(A block of data)
• • • •

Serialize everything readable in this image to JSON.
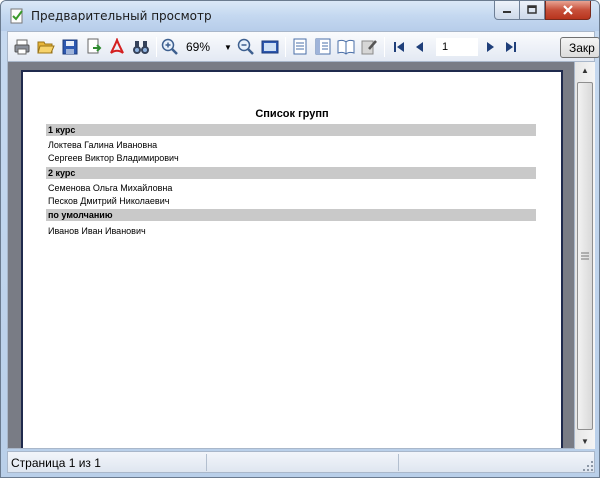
{
  "window": {
    "title": "Предварительный просмотр",
    "min_icon": "minimize-icon",
    "max_icon": "maximize-icon",
    "close_icon": "close-icon"
  },
  "toolbar": {
    "zoom": "69%",
    "page_number": "1",
    "close_label": "Закр"
  },
  "report": {
    "title": "Список групп",
    "groups": [
      {
        "name": "1 курс",
        "members": [
          "Локтева Галина Ивановна",
          "Сергеев Виктор Владимирович"
        ]
      },
      {
        "name": "2 курс",
        "members": [
          "Семенова Ольга Михайловна",
          "Песков Дмитрий Николаевич"
        ]
      },
      {
        "name": "по умолчанию",
        "members": [
          "Иванов Иван Иванович"
        ]
      }
    ]
  },
  "status": {
    "page_info": "Страница 1 из 1"
  },
  "colors": {
    "preview_bg": "#797c85",
    "group_header_bg": "#c9c9c9",
    "page_border": "#1f2a4d",
    "close_red": "#c7503a"
  }
}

• • • •

— WHAT YOU NEED TO DO —
Where does the word "name" appear? Return each line that holds it.

— RESULT FOR THIS TASK —
        "name": "1 курс",
        "name": "2 курс",
        "name": "по умолчанию",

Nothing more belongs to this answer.